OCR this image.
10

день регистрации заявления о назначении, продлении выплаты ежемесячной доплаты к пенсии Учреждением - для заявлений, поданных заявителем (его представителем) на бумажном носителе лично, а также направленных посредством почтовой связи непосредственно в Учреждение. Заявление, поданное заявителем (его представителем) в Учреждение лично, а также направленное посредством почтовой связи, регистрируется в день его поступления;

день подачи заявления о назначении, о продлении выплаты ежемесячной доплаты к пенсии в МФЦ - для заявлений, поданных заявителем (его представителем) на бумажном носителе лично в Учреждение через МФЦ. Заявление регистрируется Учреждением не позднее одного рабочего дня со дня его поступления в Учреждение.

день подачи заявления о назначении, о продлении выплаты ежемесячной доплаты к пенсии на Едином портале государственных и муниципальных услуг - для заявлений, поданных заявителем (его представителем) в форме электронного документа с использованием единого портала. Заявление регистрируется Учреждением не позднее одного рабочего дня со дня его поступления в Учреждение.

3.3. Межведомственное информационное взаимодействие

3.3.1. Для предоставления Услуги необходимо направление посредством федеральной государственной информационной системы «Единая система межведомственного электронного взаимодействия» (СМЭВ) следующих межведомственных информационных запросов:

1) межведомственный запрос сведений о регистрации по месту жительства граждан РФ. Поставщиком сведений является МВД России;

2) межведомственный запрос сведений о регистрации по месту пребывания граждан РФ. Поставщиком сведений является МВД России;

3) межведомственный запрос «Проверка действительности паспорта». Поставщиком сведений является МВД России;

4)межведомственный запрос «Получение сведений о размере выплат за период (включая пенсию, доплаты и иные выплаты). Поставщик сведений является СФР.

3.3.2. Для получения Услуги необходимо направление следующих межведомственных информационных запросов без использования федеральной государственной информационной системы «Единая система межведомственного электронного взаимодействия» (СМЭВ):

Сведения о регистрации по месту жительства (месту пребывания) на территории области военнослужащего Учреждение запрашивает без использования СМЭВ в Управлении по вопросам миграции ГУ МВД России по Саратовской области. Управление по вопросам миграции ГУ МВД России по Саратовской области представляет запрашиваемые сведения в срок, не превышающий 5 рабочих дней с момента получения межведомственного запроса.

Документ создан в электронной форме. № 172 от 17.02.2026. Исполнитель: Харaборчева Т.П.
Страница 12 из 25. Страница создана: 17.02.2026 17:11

__WRITTEN INSTRUCTION__:
In the entries above, find lines with "граждан" and copy each.

__THE RESULT__:
1) межведомственный запрос сведений о регистрации по месту жительства граждан РФ. Поставщиком сведений является МВД России;
2) межведомственный запрос сведений о регистрации по месту пребывания граждан РФ. Поставщиком сведений является МВД России;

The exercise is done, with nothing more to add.